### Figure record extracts
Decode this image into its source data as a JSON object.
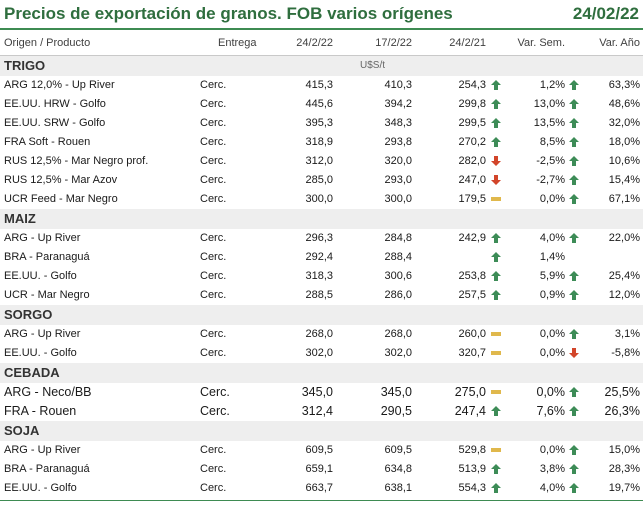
{
  "title": "Precios de exportación de granos. FOB varios orígenes",
  "date": "24/02/22",
  "headers": {
    "origin": "Origen / Producto",
    "delivery": "Entrega",
    "d1": "24/2/22",
    "d2": "17/2/22",
    "d3": "24/2/21",
    "week": "Var. Sem.",
    "year": "Var. Año"
  },
  "unit": "U$S/t",
  "colors": {
    "up": "#3d8c57",
    "down": "#d2452a",
    "flat": "#e0b84c",
    "accent": "#2f6e3e"
  },
  "sections": [
    {
      "name": "TRIGO",
      "rows": [
        {
          "origin": "ARG 12,0% - Up River",
          "delivery": "Cerc.",
          "v1": "415,3",
          "v2": "410,3",
          "v3": "254,3",
          "i1": "up",
          "ws": "1,2%",
          "i2": "up",
          "ya": "63,3%"
        },
        {
          "origin": "EE.UU. HRW - Golfo",
          "delivery": "Cerc.",
          "v1": "445,6",
          "v2": "394,2",
          "v3": "299,8",
          "i1": "up",
          "ws": "13,0%",
          "i2": "up",
          "ya": "48,6%"
        },
        {
          "origin": "EE.UU. SRW - Golfo",
          "delivery": "Cerc.",
          "v1": "395,3",
          "v2": "348,3",
          "v3": "299,5",
          "i1": "up",
          "ws": "13,5%",
          "i2": "up",
          "ya": "32,0%"
        },
        {
          "origin": "FRA Soft - Rouen",
          "delivery": "Cerc.",
          "v1": "318,9",
          "v2": "293,8",
          "v3": "270,2",
          "i1": "up",
          "ws": "8,5%",
          "i2": "up",
          "ya": "18,0%"
        },
        {
          "origin": "RUS 12,5% - Mar Negro prof.",
          "delivery": "Cerc.",
          "v1": "312,0",
          "v2": "320,0",
          "v3": "282,0",
          "i1": "down",
          "ws": "-2,5%",
          "i2": "up",
          "ya": "10,6%"
        },
        {
          "origin": "RUS 12,5% - Mar Azov",
          "delivery": "Cerc.",
          "v1": "285,0",
          "v2": "293,0",
          "v3": "247,0",
          "i1": "down",
          "ws": "-2,7%",
          "i2": "up",
          "ya": "15,4%"
        },
        {
          "origin": "UCR Feed - Mar Negro",
          "delivery": "Cerc.",
          "v1": "300,0",
          "v2": "300,0",
          "v3": "179,5",
          "i1": "flat",
          "ws": "0,0%",
          "i2": "up",
          "ya": "67,1%"
        }
      ]
    },
    {
      "name": "MAIZ",
      "rows": [
        {
          "origin": "ARG - Up River",
          "delivery": "Cerc.",
          "v1": "296,3",
          "v2": "284,8",
          "v3": "242,9",
          "i1": "up",
          "ws": "4,0%",
          "i2": "up",
          "ya": "22,0%"
        },
        {
          "origin": "BRA - Paranaguá",
          "delivery": "Cerc.",
          "v1": "292,4",
          "v2": "288,4",
          "v3": "",
          "i1": "up",
          "ws": "1,4%",
          "i2": "",
          "ya": ""
        },
        {
          "origin": "EE.UU. - Golfo",
          "delivery": "Cerc.",
          "v1": "318,3",
          "v2": "300,6",
          "v3": "253,8",
          "i1": "up",
          "ws": "5,9%",
          "i2": "up",
          "ya": "25,4%"
        },
        {
          "origin": "UCR - Mar Negro",
          "delivery": "Cerc.",
          "v1": "288,5",
          "v2": "286,0",
          "v3": "257,5",
          "i1": "up",
          "ws": "0,9%",
          "i2": "up",
          "ya": "12,0%"
        }
      ]
    },
    {
      "name": "SORGO",
      "rows": [
        {
          "origin": "ARG - Up River",
          "delivery": "Cerc.",
          "v1": "268,0",
          "v2": "268,0",
          "v3": "260,0",
          "i1": "flat",
          "ws": "0,0%",
          "i2": "up",
          "ya": "3,1%"
        },
        {
          "origin": "EE.UU. - Golfo",
          "delivery": "Cerc.",
          "v1": "302,0",
          "v2": "302,0",
          "v3": "320,7",
          "i1": "flat",
          "ws": "0,0%",
          "i2": "down",
          "ya": "-5,8%"
        }
      ]
    },
    {
      "name": "CEBADA",
      "big": true,
      "rows": [
        {
          "origin": "ARG - Neco/BB",
          "delivery": "Cerc.",
          "v1": "345,0",
          "v2": "345,0",
          "v3": "275,0",
          "i1": "flat",
          "ws": "0,0%",
          "i2": "up",
          "ya": "25,5%"
        },
        {
          "origin": "FRA - Rouen",
          "delivery": "Cerc.",
          "v1": "312,4",
          "v2": "290,5",
          "v3": "247,4",
          "i1": "up",
          "ws": "7,6%",
          "i2": "up",
          "ya": "26,3%"
        }
      ]
    },
    {
      "name": "SOJA",
      "rows": [
        {
          "origin": "ARG - Up River",
          "delivery": "Cerc.",
          "v1": "609,5",
          "v2": "609,5",
          "v3": "529,8",
          "i1": "flat",
          "ws": "0,0%",
          "i2": "up",
          "ya": "15,0%"
        },
        {
          "origin": "BRA - Paranaguá",
          "delivery": "Cerc.",
          "v1": "659,1",
          "v2": "634,8",
          "v3": "513,9",
          "i1": "up",
          "ws": "3,8%",
          "i2": "up",
          "ya": "28,3%"
        },
        {
          "origin": "EE.UU. - Golfo",
          "delivery": "Cerc.",
          "v1": "663,7",
          "v2": "638,1",
          "v3": "554,3",
          "i1": "up",
          "ws": "4,0%",
          "i2": "up",
          "ya": "19,7%"
        }
      ]
    }
  ]
}
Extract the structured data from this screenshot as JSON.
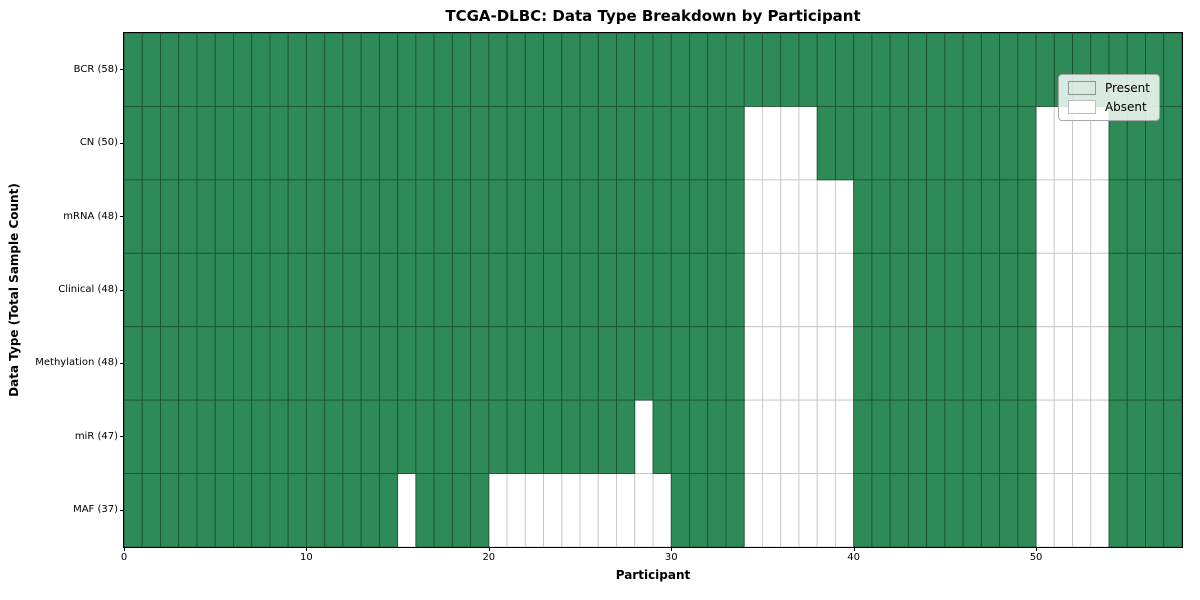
{
  "title": "TCGA-DLBC: Data Type Breakdown by Participant",
  "x_axis_label": "Participant",
  "y_axis_label": "Data Type (Total Sample Count)",
  "legend": {
    "present_label": "Present",
    "absent_label": "Absent"
  },
  "colors": {
    "present": "#2E8B57",
    "absent": "#FFFFFF",
    "present_cell_border": "#1A5434",
    "absent_cell_border": "#C6C6C6",
    "axis_frame": "#000000"
  },
  "chart_data": {
    "type": "heatmap",
    "title": "TCGA-DLBC: Data Type Breakdown by Participant",
    "xlabel": "Participant",
    "ylabel": "Data Type (Total Sample Count)",
    "n_participants": 58,
    "xlim": [
      0,
      58
    ],
    "x_ticks": [
      0,
      10,
      20,
      30,
      40,
      50
    ],
    "legend_position": "upper right",
    "grid": true,
    "cell_states": [
      "Present",
      "Absent"
    ],
    "rows": [
      {
        "label": "BCR (58)",
        "data_type": "BCR",
        "total_samples": 58,
        "absent_participants": []
      },
      {
        "label": "CN (50)",
        "data_type": "CN",
        "total_samples": 50,
        "absent_participants": [
          34,
          35,
          36,
          37,
          50,
          51,
          52,
          53
        ]
      },
      {
        "label": "mRNA (48)",
        "data_type": "mRNA",
        "total_samples": 48,
        "absent_participants": [
          34,
          35,
          36,
          37,
          38,
          39,
          50,
          51,
          52,
          53
        ]
      },
      {
        "label": "Clinical (48)",
        "data_type": "Clinical",
        "total_samples": 48,
        "absent_participants": [
          34,
          35,
          36,
          37,
          38,
          39,
          50,
          51,
          52,
          53
        ]
      },
      {
        "label": "Methylation (48)",
        "data_type": "Methylation",
        "total_samples": 48,
        "absent_participants": [
          34,
          35,
          36,
          37,
          38,
          39,
          50,
          51,
          52,
          53
        ]
      },
      {
        "label": "miR (47)",
        "data_type": "miR",
        "total_samples": 47,
        "absent_participants": [
          28,
          34,
          35,
          36,
          37,
          38,
          39,
          50,
          51,
          52,
          53
        ]
      },
      {
        "label": "MAF (37)",
        "data_type": "MAF",
        "total_samples": 37,
        "absent_participants": [
          15,
          20,
          21,
          22,
          23,
          24,
          25,
          26,
          27,
          28,
          29,
          34,
          35,
          36,
          37,
          38,
          39,
          50,
          51,
          52,
          53
        ]
      }
    ]
  }
}
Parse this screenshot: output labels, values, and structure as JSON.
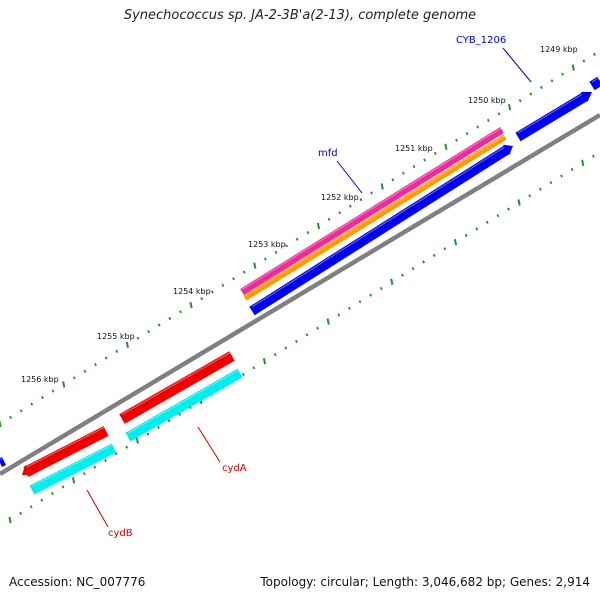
{
  "header": {
    "title": "Synechococcus sp. JA-2-3B'a(2-13), complete genome"
  },
  "footer": {
    "accession": "Accession: NC_007776",
    "stats": "Topology: circular; Length: 3,046,682 bp; Genes: 2,914"
  },
  "colors": {
    "backbone": "#808080",
    "tick": "#2e8b2e",
    "gene_blue": "#0000ee",
    "gene_magenta": "#ee2a9a",
    "gene_orange": "#ff9900",
    "gene_red": "#ee0000",
    "gene_cyan": "#00eeee",
    "label_blue": "#0000cc",
    "label_red": "#cc0000"
  },
  "ticks": [
    {
      "label": "1249 kbp"
    },
    {
      "label": "1250 kbp"
    },
    {
      "label": "1251 kbp"
    },
    {
      "label": "1252 kbp"
    },
    {
      "label": "1253 kbp"
    },
    {
      "label": "1254 kbp"
    },
    {
      "label": "1255 kbp"
    },
    {
      "label": "1256 kbp"
    }
  ],
  "genes": [
    {
      "name": "CYB_1206",
      "color": "label_blue"
    },
    {
      "name": "mfd",
      "color": "label_blue"
    },
    {
      "name": "cydA",
      "color": "label_red"
    },
    {
      "name": "cydB",
      "color": "label_red"
    }
  ]
}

### Task details
Scan the data for lines containing "this" and copy all of them.

### Expected output
Decode this image into its source data as a JSON object.
Extract the structured data from this screenshot as JSON.
Parse this screenshot: output labels, values, and structure as JSON.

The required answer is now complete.